* [EXERCISE INPUTS]
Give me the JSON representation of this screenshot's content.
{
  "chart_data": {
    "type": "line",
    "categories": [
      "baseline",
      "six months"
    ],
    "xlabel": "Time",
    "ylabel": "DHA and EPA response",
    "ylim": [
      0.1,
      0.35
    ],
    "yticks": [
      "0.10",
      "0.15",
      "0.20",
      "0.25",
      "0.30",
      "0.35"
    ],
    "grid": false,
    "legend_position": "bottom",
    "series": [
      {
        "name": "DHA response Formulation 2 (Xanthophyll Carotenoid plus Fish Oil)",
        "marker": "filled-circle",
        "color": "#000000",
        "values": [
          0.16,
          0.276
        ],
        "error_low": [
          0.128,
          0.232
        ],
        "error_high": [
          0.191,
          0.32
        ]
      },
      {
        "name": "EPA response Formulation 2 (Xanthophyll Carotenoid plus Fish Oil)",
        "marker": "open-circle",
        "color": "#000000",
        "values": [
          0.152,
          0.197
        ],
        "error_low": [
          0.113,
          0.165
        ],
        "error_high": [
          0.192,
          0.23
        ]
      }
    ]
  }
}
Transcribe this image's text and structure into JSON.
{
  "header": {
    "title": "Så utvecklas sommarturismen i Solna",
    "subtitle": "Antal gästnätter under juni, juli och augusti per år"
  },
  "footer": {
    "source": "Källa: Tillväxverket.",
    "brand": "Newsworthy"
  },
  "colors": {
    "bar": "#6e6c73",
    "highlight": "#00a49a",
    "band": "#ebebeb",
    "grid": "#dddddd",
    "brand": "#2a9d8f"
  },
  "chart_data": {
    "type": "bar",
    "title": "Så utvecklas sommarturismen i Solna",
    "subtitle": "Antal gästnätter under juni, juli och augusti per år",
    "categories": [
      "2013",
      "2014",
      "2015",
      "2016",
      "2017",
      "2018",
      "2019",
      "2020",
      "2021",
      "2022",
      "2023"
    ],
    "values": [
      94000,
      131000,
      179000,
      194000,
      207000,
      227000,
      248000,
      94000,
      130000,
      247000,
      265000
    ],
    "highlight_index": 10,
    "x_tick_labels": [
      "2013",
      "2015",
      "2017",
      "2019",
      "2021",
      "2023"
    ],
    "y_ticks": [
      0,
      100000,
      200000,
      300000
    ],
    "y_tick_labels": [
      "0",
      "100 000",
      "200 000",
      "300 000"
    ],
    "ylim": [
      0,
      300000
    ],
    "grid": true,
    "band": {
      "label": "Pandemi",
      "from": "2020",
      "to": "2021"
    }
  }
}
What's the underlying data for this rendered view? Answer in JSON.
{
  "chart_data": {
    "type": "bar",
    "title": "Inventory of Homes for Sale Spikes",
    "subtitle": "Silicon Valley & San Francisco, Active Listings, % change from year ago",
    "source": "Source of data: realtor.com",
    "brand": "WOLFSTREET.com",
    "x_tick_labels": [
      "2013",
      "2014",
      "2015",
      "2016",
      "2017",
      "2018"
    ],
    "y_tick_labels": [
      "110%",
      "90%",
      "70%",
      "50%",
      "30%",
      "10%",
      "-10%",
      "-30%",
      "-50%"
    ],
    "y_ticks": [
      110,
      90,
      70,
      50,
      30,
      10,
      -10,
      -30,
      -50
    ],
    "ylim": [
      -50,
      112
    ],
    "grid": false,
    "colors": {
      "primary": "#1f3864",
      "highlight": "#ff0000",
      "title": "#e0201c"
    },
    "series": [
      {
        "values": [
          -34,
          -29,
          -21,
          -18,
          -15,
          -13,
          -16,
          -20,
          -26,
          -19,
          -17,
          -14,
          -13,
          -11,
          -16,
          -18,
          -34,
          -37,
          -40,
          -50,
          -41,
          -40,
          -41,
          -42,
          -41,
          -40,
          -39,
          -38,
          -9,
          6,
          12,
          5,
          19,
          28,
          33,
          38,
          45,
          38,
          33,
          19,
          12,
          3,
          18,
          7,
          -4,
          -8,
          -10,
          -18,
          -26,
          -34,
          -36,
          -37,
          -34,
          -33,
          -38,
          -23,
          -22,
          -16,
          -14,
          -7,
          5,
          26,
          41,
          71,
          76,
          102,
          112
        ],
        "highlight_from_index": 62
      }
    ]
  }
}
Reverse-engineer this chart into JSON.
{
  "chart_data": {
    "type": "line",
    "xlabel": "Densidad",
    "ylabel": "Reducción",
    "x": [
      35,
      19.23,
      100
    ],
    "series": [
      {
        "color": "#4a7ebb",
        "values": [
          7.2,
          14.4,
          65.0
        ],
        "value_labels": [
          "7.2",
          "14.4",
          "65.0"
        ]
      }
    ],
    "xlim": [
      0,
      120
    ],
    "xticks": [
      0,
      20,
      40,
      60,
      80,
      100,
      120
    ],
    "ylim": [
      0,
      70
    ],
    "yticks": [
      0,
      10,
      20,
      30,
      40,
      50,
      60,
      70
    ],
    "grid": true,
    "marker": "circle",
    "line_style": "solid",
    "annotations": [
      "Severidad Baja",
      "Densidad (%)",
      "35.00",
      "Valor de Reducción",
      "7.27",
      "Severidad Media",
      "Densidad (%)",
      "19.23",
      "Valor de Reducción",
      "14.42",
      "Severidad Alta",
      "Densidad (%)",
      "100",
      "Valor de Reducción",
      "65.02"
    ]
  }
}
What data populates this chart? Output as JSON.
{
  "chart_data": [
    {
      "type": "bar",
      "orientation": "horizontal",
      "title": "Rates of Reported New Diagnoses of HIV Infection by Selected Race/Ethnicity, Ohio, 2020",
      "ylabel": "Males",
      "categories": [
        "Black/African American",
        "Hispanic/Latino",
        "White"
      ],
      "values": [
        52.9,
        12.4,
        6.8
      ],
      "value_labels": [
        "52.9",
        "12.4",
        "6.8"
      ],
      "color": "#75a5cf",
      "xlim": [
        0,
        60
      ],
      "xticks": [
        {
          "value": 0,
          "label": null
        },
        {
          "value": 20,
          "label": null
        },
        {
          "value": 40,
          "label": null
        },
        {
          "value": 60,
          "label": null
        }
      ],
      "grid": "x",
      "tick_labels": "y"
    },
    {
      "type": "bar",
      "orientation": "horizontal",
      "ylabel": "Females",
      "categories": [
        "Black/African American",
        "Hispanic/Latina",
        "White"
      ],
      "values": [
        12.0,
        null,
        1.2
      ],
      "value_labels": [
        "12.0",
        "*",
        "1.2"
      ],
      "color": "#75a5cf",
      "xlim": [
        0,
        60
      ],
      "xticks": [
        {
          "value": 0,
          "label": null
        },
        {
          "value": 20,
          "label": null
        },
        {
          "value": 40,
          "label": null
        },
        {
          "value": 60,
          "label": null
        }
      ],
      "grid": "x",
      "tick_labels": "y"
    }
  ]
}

* [SHORT EXERCISE] Which lines hold the word "name"? Show each one.

* [PROBLEM SOLUTION]
        "name": "DHA response Formulation 2 (Xanthophyll Carotenoid plus Fish Oil)",
        "name": "EPA response Formulation 2 (Xanthophyll Carotenoid plus Fish Oil)",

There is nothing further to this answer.